DATASET CONTENT
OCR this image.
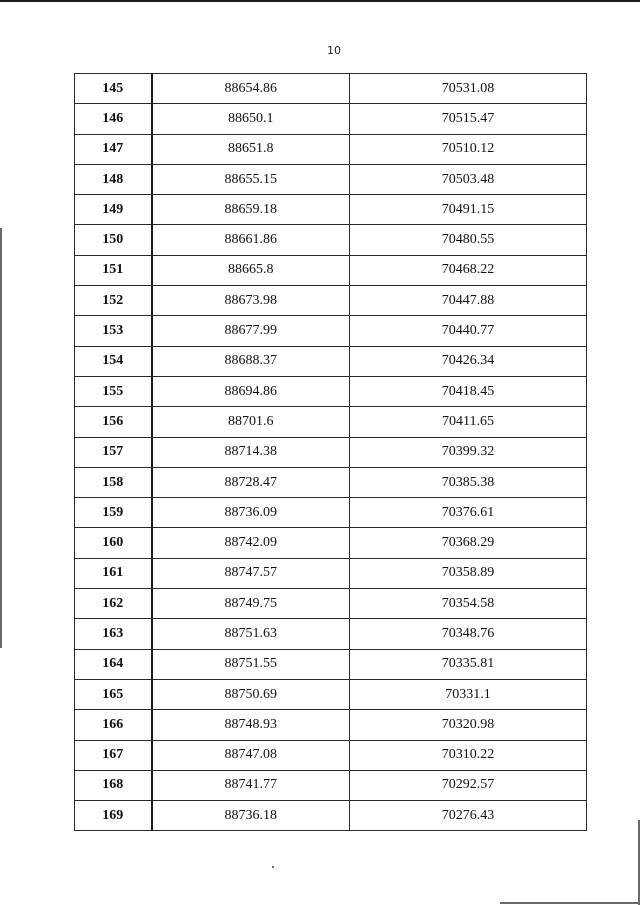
10
145	88654.86	70531.08
146	88650.1	70515.47
147	88651.8	70510.12
148	88655.15	70503.48
149	88659.18	70491.15
150	88661.86	70480.55
151	88665.8	70468.22
152	88673.98	70447.88
153	88677.99	70440.77
154	88688.37	70426.34
155	88694.86	70418.45
156	88701.6	70411.65
157	88714.38	70399.32
158	88728.47	70385.38
159	88736.09	70376.61
160	88742.09	70368.29
161	88747.57	70358.89
162	88749.75	70354.58
163	88751.63	70348.76
164	88751.55	70335.81
165	88750.69	70331.1
166	88748.93	70320.98
167	88747.08	70310.22
168	88741.77	70292.57
169	88736.18	70276.43
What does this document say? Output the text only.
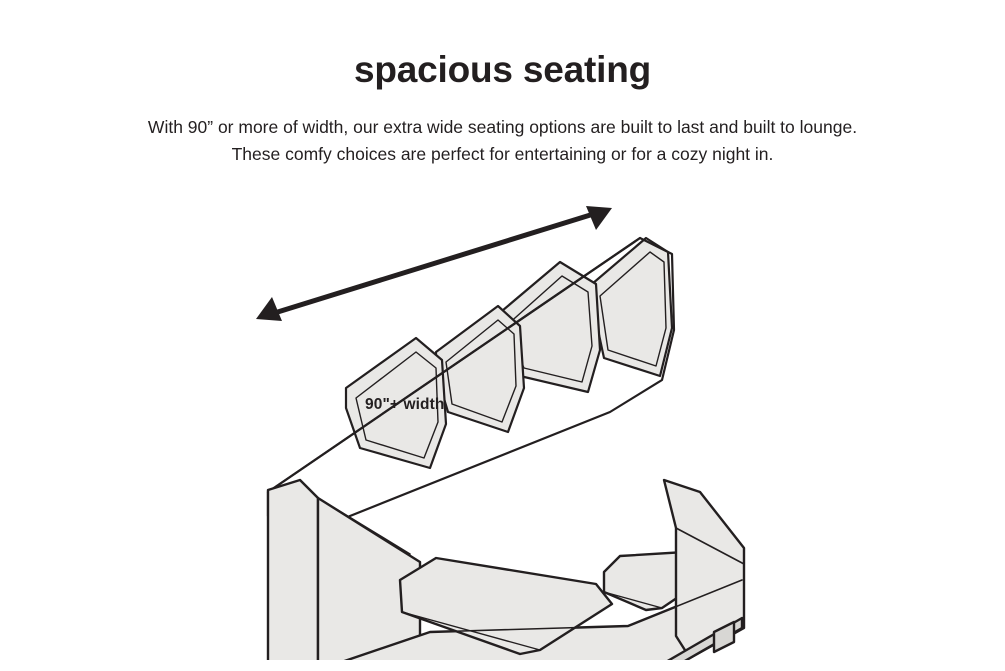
spacious seating
With 90” or more of width, our extra wide seating options are built to last and built to lounge.
These comfy choices are perfect for entertaining or for a cozy night in.
90"+ width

WORK TO COMPLETE
Take the lines from the one that contains "What does this" down to the last line of the listing above, both included, and set them down exactly, leaving out pictures.

COMPLETED EXERCISE
What does this document say? Output the text only.
spacious seating
With 90” or more of width, our extra wide seating options are built to last and built to lounge.
These comfy choices are perfect for entertaining or for a cozy night in.
90"+ width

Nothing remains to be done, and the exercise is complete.